■ Task description ■
Pull out every line below that holds the word "復園制度".

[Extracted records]

====================

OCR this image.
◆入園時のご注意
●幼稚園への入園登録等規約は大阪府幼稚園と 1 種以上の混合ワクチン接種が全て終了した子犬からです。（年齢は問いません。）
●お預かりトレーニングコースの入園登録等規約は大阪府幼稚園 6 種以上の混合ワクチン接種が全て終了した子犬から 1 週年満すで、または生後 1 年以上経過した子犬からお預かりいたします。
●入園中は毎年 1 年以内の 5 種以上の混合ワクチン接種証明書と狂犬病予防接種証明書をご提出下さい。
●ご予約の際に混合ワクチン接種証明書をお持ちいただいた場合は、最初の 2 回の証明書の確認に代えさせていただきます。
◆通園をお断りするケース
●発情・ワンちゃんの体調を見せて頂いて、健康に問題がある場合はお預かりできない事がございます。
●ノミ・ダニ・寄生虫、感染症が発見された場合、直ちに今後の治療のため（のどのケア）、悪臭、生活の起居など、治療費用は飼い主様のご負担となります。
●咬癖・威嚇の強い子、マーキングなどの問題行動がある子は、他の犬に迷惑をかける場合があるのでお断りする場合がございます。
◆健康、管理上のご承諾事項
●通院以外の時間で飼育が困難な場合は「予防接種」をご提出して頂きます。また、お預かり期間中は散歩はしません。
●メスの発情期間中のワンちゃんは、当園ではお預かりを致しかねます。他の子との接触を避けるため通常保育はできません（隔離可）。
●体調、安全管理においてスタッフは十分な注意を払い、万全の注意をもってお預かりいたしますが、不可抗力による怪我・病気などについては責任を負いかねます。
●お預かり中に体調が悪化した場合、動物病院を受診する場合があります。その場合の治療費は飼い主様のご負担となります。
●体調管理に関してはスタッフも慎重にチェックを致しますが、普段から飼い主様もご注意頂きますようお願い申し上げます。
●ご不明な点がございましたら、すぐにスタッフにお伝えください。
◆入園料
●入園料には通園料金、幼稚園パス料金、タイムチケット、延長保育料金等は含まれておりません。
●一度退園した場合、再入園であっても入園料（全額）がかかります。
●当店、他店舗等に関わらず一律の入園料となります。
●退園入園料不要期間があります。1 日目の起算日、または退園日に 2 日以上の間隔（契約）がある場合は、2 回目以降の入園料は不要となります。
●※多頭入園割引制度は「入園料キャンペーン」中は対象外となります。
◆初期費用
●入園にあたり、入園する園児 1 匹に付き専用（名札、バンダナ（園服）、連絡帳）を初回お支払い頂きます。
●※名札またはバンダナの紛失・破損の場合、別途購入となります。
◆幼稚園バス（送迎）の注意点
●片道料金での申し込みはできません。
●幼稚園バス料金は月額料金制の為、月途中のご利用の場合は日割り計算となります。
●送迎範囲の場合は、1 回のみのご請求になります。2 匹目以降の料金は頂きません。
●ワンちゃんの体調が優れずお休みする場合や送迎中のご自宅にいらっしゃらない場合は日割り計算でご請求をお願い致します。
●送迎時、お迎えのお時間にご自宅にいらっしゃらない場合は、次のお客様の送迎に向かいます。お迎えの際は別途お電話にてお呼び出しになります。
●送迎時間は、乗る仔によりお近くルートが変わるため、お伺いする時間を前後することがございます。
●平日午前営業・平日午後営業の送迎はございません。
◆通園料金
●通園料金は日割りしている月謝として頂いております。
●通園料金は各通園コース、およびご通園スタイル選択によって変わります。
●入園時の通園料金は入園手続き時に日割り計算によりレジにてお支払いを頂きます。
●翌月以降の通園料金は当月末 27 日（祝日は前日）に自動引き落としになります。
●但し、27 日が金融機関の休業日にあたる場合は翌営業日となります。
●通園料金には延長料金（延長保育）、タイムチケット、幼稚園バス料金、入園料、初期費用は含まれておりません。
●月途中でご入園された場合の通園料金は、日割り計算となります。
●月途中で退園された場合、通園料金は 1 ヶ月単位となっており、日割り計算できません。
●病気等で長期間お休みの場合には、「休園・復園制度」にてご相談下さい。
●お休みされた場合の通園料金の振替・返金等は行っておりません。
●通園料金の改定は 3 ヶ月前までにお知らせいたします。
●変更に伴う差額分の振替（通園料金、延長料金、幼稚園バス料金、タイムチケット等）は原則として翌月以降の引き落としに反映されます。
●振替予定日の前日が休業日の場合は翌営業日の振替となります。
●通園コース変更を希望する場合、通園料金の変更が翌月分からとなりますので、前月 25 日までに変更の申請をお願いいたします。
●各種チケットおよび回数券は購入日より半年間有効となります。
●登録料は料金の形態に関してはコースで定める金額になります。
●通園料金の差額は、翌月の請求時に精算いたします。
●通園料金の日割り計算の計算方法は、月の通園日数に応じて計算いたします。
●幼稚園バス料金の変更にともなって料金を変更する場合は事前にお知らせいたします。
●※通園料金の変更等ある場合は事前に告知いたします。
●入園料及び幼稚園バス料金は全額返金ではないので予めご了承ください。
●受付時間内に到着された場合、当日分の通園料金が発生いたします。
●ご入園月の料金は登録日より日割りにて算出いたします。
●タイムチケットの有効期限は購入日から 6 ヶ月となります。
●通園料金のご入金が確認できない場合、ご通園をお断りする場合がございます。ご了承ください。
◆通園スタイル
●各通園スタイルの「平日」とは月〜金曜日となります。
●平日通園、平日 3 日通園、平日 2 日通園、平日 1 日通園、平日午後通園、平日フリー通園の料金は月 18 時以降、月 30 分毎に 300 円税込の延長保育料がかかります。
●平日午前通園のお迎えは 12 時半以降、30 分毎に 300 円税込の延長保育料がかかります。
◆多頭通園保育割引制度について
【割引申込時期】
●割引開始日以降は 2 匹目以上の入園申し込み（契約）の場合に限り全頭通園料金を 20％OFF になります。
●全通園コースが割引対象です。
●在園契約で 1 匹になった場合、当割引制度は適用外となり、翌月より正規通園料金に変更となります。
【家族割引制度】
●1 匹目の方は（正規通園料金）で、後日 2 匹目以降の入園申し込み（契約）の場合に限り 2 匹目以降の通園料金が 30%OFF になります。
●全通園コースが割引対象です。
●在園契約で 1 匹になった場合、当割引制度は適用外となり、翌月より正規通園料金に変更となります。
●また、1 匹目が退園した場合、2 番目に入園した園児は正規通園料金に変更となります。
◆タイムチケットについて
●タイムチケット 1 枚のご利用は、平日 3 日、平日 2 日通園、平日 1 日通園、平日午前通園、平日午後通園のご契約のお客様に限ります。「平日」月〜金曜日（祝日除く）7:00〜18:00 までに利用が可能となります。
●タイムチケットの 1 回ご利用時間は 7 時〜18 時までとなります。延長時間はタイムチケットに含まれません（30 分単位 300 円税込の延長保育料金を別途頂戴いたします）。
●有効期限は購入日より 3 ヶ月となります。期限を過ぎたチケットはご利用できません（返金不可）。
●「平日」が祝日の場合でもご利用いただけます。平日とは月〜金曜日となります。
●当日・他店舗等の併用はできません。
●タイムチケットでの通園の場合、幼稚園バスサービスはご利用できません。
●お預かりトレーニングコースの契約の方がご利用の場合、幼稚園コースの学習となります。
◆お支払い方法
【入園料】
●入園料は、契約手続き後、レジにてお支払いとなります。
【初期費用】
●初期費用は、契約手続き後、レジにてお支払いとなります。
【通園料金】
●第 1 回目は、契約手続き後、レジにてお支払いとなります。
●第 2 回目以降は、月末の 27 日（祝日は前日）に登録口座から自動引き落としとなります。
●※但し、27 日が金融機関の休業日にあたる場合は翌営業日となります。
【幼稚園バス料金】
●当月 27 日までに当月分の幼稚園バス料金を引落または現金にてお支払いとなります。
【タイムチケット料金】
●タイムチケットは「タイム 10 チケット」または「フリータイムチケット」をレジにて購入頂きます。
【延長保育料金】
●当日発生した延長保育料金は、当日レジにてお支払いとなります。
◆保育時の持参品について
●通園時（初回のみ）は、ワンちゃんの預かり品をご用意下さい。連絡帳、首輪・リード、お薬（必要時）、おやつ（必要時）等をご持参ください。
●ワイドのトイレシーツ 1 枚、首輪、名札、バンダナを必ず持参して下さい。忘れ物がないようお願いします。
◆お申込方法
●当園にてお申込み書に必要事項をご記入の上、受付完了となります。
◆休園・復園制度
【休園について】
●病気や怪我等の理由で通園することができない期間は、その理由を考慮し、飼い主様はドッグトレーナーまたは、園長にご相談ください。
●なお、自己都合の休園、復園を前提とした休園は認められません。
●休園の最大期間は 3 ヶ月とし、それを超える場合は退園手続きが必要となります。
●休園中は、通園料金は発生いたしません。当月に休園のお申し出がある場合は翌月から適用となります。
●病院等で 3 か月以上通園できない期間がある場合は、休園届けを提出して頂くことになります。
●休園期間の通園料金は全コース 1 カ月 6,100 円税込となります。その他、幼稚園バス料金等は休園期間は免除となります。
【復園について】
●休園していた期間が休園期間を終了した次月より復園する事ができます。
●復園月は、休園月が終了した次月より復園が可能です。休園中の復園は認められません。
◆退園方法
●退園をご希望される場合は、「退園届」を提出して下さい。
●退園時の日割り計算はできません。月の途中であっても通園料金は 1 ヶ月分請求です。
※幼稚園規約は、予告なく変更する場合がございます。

====================

■ Expected answer ■
●病気等で長期間お休みの場合には、「休園・復園制度」にてご相談下さい。
◆休園・復園制度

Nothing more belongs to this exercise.